Data excerpts
-- Begin --

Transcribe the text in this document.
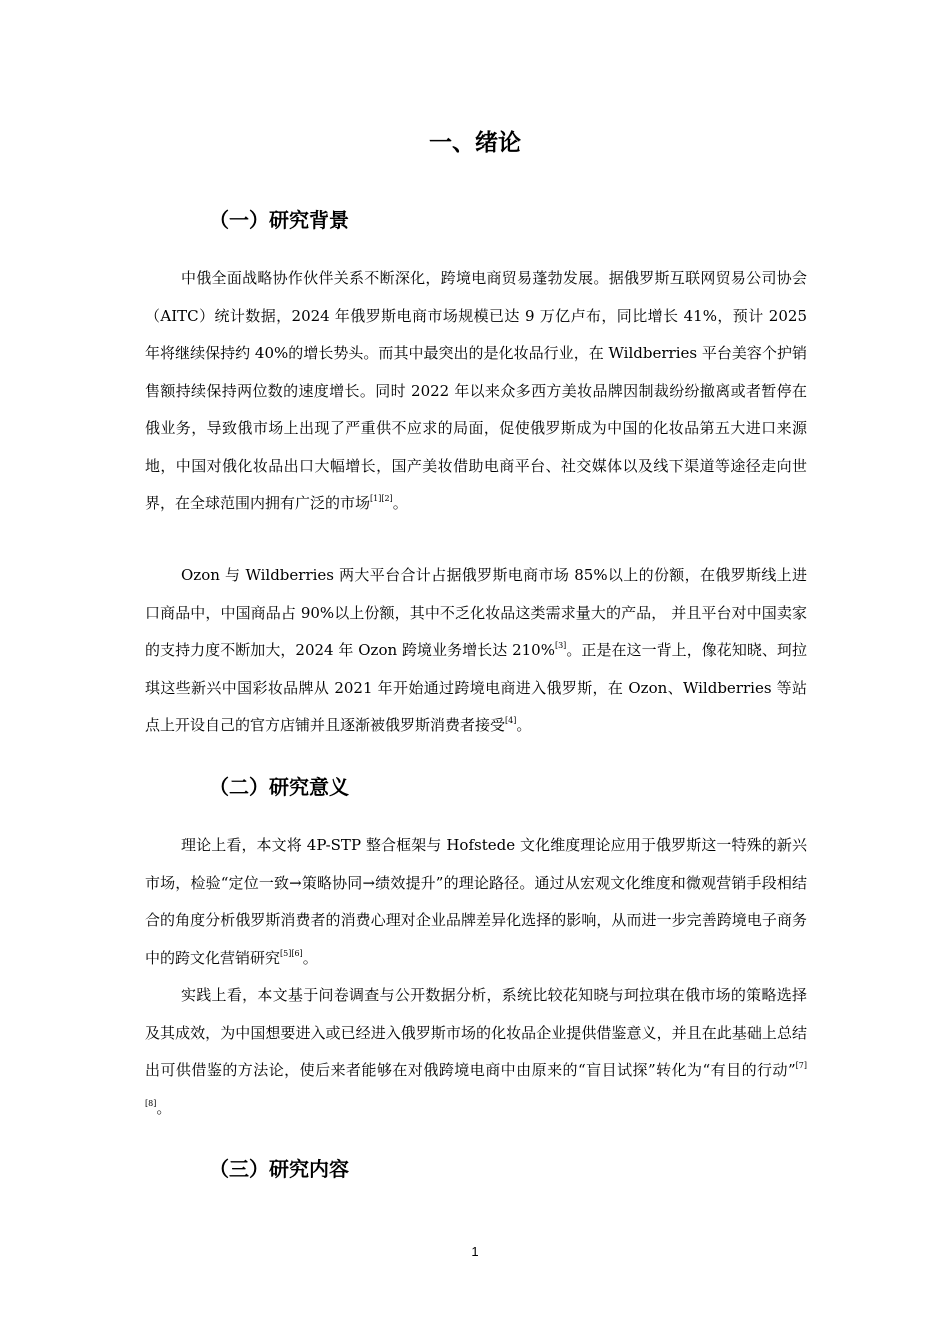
一、绪论
（一）研究背景

中俄全面战略协作伙伴关系不断深化，跨境电商贸易蓬勃发展。据俄罗斯互联网贸易公司协会（AITC）统计数据，2024 年俄罗斯电商市场规模已达 9 万亿卢布，同比增长 41%，预计 2025 年将继续保持约 40%的增长势头。而其中最突出的是化妆品行业，在 Wildberries 平台美容个护销售额持续保持两位数的速度增长。同时 2022 年以来众多西方美妆品牌因制裁纷纷撤离或者暂停在俄业务，导致俄市场上出现了严重供不应求的局面，促使俄罗斯成为中国的化妆品第五大进口来源地，中国对俄化妆品出口大幅增长，国产美妆借助电商平台、社交媒体以及线下渠道等途径走向世界，在全球范围内拥有广泛的市场[1][2]。

Ozon 与 Wildberries 两大平台合计占据俄罗斯电商市场 85%以上的份额，在俄罗斯线上进口商品中，中国商品占 90%以上份额，其中不乏化妆品这类需求量大的产品， 并且平台对中国卖家的支持力度不断加大，2024 年 Ozon 跨境业务增长达 210%[3]。正是在这一背上，像花知晓、珂拉琪这些新兴中国彩妆品牌从 2021 年开始通过跨境电商进入俄罗斯，在 Ozon、Wildberries 等站点上开设自己的官方店铺并且逐渐被俄罗斯消费者接受[4]。

（二）研究意义

理论上看，本文将 4P-STP 整合框架与 Hofstede 文化维度理论应用于俄罗斯这一特殊的新兴市场，检验“定位一致→策略协同→绩效提升”的理论路径。通过从宏观文化维度和微观营销手段相结合的角度分析俄罗斯消费者的消费心理对企业品牌差异化选择的影响，从而进一步完善跨境电子商务中的跨文化营销研究[5][6]。

实践上看，本文基于问卷调查与公开数据分析，系统比较花知晓与珂拉琪在俄市场的策略选择及其成效，为中国想要进入或已经进入俄罗斯市场的化妆品企业提供借鉴意义，并且在此基础上总结出可供借鉴的方法论，使后来者能够在对俄跨境电商中由原来的“盲目试探”转化为“有目的行动”[7][8]。

（三）研究内容
1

-- End --

__Problem details__
Transcribe the full listing above exactly as it stands, minus the pictures.

__The answer__
Transcribe the text in this document.
一、绪论
（一）研究背景

中俄全面战略协作伙伴关系不断深化，跨境电商贸易蓬勃发展。据俄罗斯互联网贸易公司协会（AITC）统计数据，2024 年俄罗斯电商市场规模已达 9 万亿卢布，同比增长 41%，预计 2025 年将继续保持约 40%的增长势头。而其中最突出的是化妆品行业，在 Wildberries 平台美容个护销售额持续保持两位数的速度增长。同时 2022 年以来众多西方美妆品牌因制裁纷纷撤离或者暂停在俄业务，导致俄市场上出现了严重供不应求的局面，促使俄罗斯成为中国的化妆品第五大进口来源地，中国对俄化妆品出口大幅增长，国产美妆借助电商平台、社交媒体以及线下渠道等途径走向世界，在全球范围内拥有广泛的市场[1][2]。

Ozon 与 Wildberries 两大平台合计占据俄罗斯电商市场 85%以上的份额，在俄罗斯线上进口商品中，中国商品占 90%以上份额，其中不乏化妆品这类需求量大的产品， 并且平台对中国卖家的支持力度不断加大，2024 年 Ozon 跨境业务增长达 210%[3]。正是在这一背上，像花知晓、珂拉琪这些新兴中国彩妆品牌从 2021 年开始通过跨境电商进入俄罗斯，在 Ozon、Wildberries 等站点上开设自己的官方店铺并且逐渐被俄罗斯消费者接受[4]。

（二）研究意义

理论上看，本文将 4P-STP 整合框架与 Hofstede 文化维度理论应用于俄罗斯这一特殊的新兴市场，检验“定位一致→策略协同→绩效提升”的理论路径。通过从宏观文化维度和微观营销手段相结合的角度分析俄罗斯消费者的消费心理对企业品牌差异化选择的影响，从而进一步完善跨境电子商务中的跨文化营销研究[5][6]。

实践上看，本文基于问卷调查与公开数据分析，系统比较花知晓与珂拉琪在俄市场的策略选择及其成效，为中国想要进入或已经进入俄罗斯市场的化妆品企业提供借鉴意义，并且在此基础上总结出可供借鉴的方法论，使后来者能够在对俄跨境电商中由原来的“盲目试探”转化为“有目的行动”[7][8]。

（三）研究内容
1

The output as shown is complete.